REQUIRED TASK >> Transcribe all the records exactly and omit any images they hold.

DATASET EXCERPTS >>

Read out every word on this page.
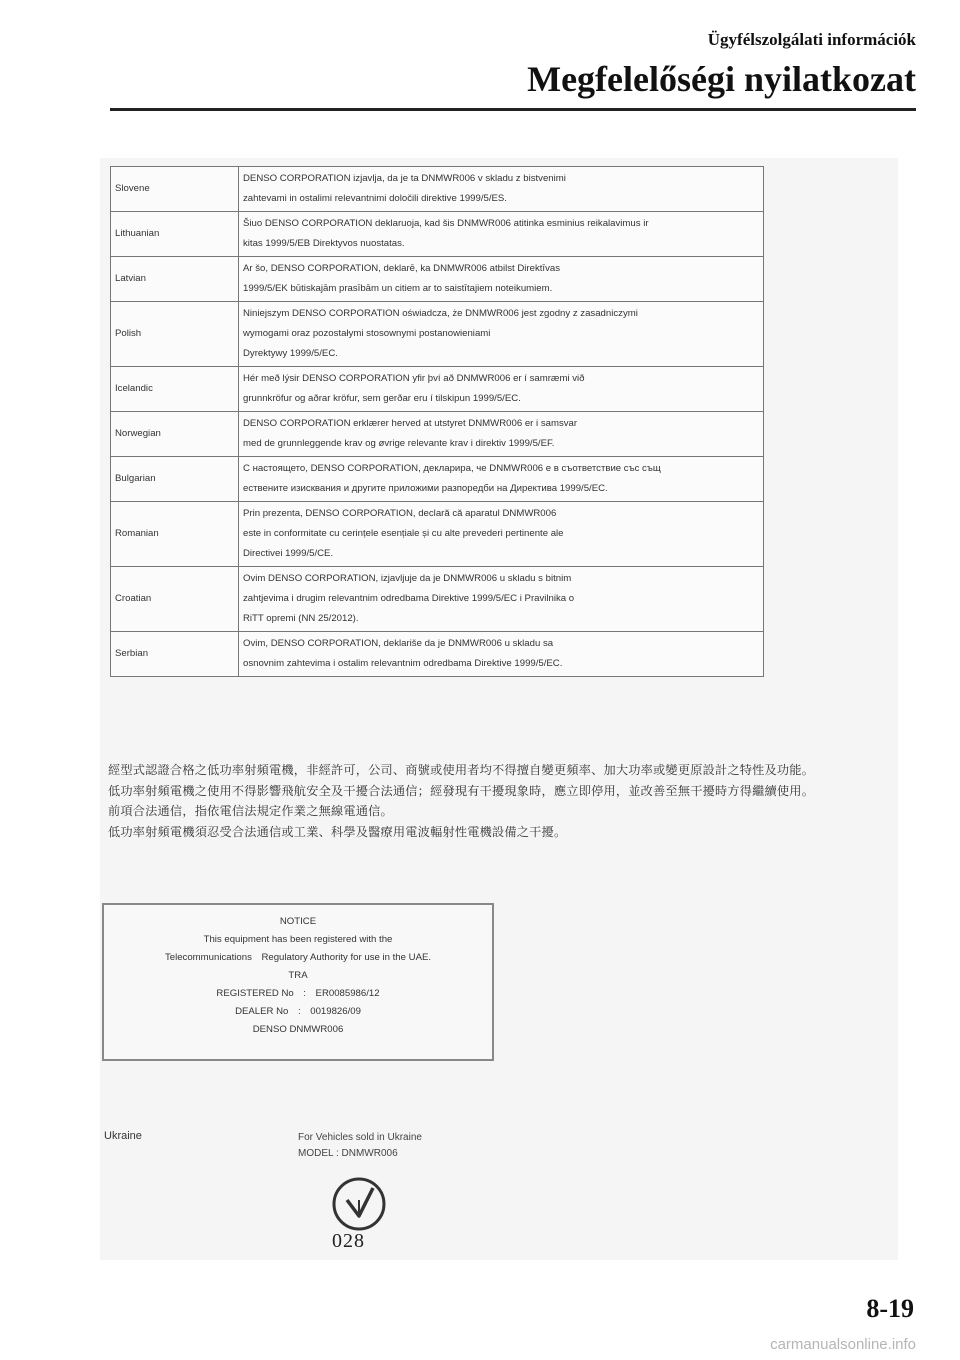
Ügyfélszolgálati információk
Megfelelőségi nyilatkozat
Slovene	DENSO CORPORATION izjavlja, da je ta DNMWR006 v skladu z bistvenimi
zahtevami in ostalimi relevantnimi določili direktive 1999/5/ES.

Lithuanian	Šiuo DENSO CORPORATION deklaruoja, kad šis DNMWR006 atitinka esminius reikalavimus ir
kitas 1999/5/EB Direktyvos nuostatas.

Latvian	Ar šo, DENSO CORPORATION, deklarē, ka DNMWR006 atbilst Direktīvas
1999/5/EK būtiskajām prasībām un citiem ar to saistītajiem noteikumiem.

Polish	Niniejszym DENSO CORPORATION oświadcza, że DNMWR006 jest zgodny z zasadniczymi
wymogami oraz pozostałymi stosownymi postanowieniami
Dyrektywy 1999/5/EC.

Icelandic	Hér með lýsir DENSO CORPORATION yfir því að DNMWR006 er í samræmi við
grunnkröfur og aðrar kröfur, sem gerðar eru í tilskipun 1999/5/EC.

Norwegian	DENSO CORPORATION erklærer herved at utstyret DNMWR006 er i samsvar
med de grunnleggende krav og øvrige relevante krav i direktiv 1999/5/EF.

Bulgarian	С настоящето, DENSO CORPORATION, декларира, че DNMWR006 е в съответствие със същ
ествените изисквания и другите приложими разпоредби на Директива 1999/5/ЕС.

Romanian	Prin prezenta, DENSO CORPORATION, declară că aparatul DNMWR006
este in conformitate cu cerințele esențiale și cu alte prevederi pertinente ale
Directivei 1999/5/CE.

Croatian	Ovim DENSO CORPORATION, izjavljuje da je DNMWR006 u skladu s bitnim
zahtjevima i drugim relevantnim odredbama Direktive 1999/5/EC i Pravilnika o
RiTT opremi (NN 25/2012).

Serbian	Ovim, DENSO CORPORATION, deklariše da je DNMWR006 u skladu sa
osnovnim zahtevima i ostalim relevantnim odredbama Direktive 1999/5/EC.
經型式認證合格之低功率射頻電機，非經許可，公司、商號或使用者均不得擅自變更頻率、加大功率或變更原設計之特性及功能。
低功率射頻電機之使用不得影響飛航安全及干擾合法通信；經發現有干擾現象時，應立即停用，並改善至無干擾時方得繼續使用。
前項合法通信，指依電信法規定作業之無線電通信。
低功率射頻電機須忍受合法通信或工業、科學及醫療用電波輻射性電機設備之干擾。
NOTICE
This equipment has been registered with the
Telecommunications　Regulatory Authority for use in the UAE.
TRA
REGISTERED No　:　ER0085986/12
DEALER No　:　0019826/09
DENSO DNMWR006
Ukraine	For Vehicles sold in Ukraine
MODEL : DNMWR006
028
8-19
carmanualsonline.info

TASK RESPONSE >>
Read out every word on this page.
Ügyfélszolgálati információk
Megfelelőségi nyilatkozat
Slovene	DENSO CORPORATION izjavlja, da je ta DNMWR006 v skladu z bistvenimi
zahtevami in ostalimi relevantnimi določili direktive 1999/5/ES.

Lithuanian	Šiuo DENSO CORPORATION deklaruoja, kad šis DNMWR006 atitinka esminius reikalavimus ir
kitas 1999/5/EB Direktyvos nuostatas.

Latvian	Ar šo, DENSO CORPORATION, deklarē, ka DNMWR006 atbilst Direktīvas
1999/5/EK būtiskajām prasībām un citiem ar to saistītajiem noteikumiem.

Polish	Niniejszym DENSO CORPORATION oświadcza, że DNMWR006 jest zgodny z zasadniczymi
wymogami oraz pozostałymi stosownymi postanowieniami
Dyrektywy 1999/5/EC.

Icelandic	Hér með lýsir DENSO CORPORATION yfir því að DNMWR006 er í samræmi við
grunnkröfur og aðrar kröfur, sem gerðar eru í tilskipun 1999/5/EC.

Norwegian	DENSO CORPORATION erklærer herved at utstyret DNMWR006 er i samsvar
med de grunnleggende krav og øvrige relevante krav i direktiv 1999/5/EF.

Bulgarian	С настоящето, DENSO CORPORATION, декларира, че DNMWR006 е в съответствие със същ
ествените изисквания и другите приложими разпоредби на Директива 1999/5/ЕС.

Romanian	Prin prezenta, DENSO CORPORATION, declară că aparatul DNMWR006
este in conformitate cu cerințele esențiale și cu alte prevederi pertinente ale
Directivei 1999/5/CE.

Croatian	Ovim DENSO CORPORATION, izjavljuje da je DNMWR006 u skladu s bitnim
zahtjevima i drugim relevantnim odredbama Direktive 1999/5/EC i Pravilnika o
RiTT opremi (NN 25/2012).

Serbian	Ovim, DENSO CORPORATION, deklariše da je DNMWR006 u skladu sa
osnovnim zahtevima i ostalim relevantnim odredbama Direktive 1999/5/EC.
經型式認證合格之低功率射頻電機，非經許可，公司、商號或使用者均不得擅自變更頻率、加大功率或變更原設計之特性及功能。
低功率射頻電機之使用不得影響飛航安全及干擾合法通信；經發現有干擾現象時，應立即停用，並改善至無干擾時方得繼續使用。
前項合法通信，指依電信法規定作業之無線電通信。
低功率射頻電機須忍受合法通信或工業、科學及醫療用電波輻射性電機設備之干擾。
NOTICE
This equipment has been registered with the
Telecommunications　Regulatory Authority for use in the UAE.
TRA
REGISTERED No　:　ER0085986/12
DEALER No　:　0019826/09
DENSO DNMWR006
Ukraine	For Vehicles sold in Ukraine
MODEL : DNMWR006
028
8-19
carmanualsonline.info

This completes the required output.